ページ抜粋:
"""
市況が本格的にアク抜けするには環境が十分に整っていない

「シェール革命」というワードが経済界、産業界に浸透してからまだ1年か2年ほどしか経っていない。

このシェール革命が起こる前の2013年頃までのエネルギー界において近い将来石油が枯渇するであろうとの見方が席巻し、早ければ2020年頃から深刻なエネルギー争奪戦が世界中で巻き起こるのではないかと囁かれていた。当時、急激に伸ばしていた中国の旺盛なエネルギー消費を担保する術がなかったためだ。その一方、世界最大であるサウジアラビアのガワール油田をはじめとした巨大油田において原油残存量が少なくなり、海水を注入することで油圧を上げてやっと原油を産出するという方式が広がっていたのもこの時期である。そのような状況を一変させたのは紛れもなくシェール革命であり、世界の石油をガブ飲みしていたアメリカが逆に石油輸出国に転身するかもしれないという状況へと激変している。
"""
文書レイアウト検出データ
"""
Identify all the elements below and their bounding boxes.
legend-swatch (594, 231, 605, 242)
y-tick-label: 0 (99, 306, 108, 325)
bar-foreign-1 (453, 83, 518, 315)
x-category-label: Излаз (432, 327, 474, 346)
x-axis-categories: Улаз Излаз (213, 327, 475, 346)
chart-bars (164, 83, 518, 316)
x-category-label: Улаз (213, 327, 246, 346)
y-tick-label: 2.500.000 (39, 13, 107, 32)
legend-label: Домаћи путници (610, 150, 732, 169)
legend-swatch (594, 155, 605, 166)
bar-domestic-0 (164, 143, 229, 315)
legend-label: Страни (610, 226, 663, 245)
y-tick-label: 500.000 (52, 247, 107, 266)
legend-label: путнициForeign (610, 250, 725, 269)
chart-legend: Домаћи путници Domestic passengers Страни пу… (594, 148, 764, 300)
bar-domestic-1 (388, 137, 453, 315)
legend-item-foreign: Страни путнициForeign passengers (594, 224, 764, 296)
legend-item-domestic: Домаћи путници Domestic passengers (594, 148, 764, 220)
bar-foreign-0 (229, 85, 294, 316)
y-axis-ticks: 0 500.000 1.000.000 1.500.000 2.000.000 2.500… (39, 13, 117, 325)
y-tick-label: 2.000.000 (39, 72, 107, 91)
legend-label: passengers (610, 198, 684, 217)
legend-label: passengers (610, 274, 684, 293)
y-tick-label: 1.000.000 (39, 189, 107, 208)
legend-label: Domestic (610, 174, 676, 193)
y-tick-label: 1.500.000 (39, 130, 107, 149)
"""
取り組む課題: 上のシェール革命の文章から、「市況が本格的にアク抜けするには環境が十分に整っていない」から「という状況へと激変している。」までを一字一句そのまま書き写してもらえますか？

演習の結果:
市況が本格的にアク抜けするには環境が十分に整っていない

「シェール革命」というワードが経済界、産業界に浸透してからまだ1年か2年ほどしか経っていない。

このシェール革命が起こる前の2013年頃までのエネルギー界において近い将来石油が枯渇するであろうとの見方が席巻し、早ければ2020年頃から深刻なエネルギー争奪戦が世界中で巻き起こるのではないかと囁かれていた。当時、急激に伸ばしていた中国の旺盛なエネルギー消費を担保する術がなかったためだ。その一方、世界最大であるサウジアラビアのガワール油田をはじめとした巨大油田において原油残存量が少なくなり、海水を注入することで油圧を上げてやっと原油を産出するという方式が広がっていたのもこの時期である。そのような状況を一変させたのは紛れもなくシェール革命であり、世界の石油をガブ飲みしていたアメリカが逆に石油輸出国に転身するかもしれないという状況へと激変している。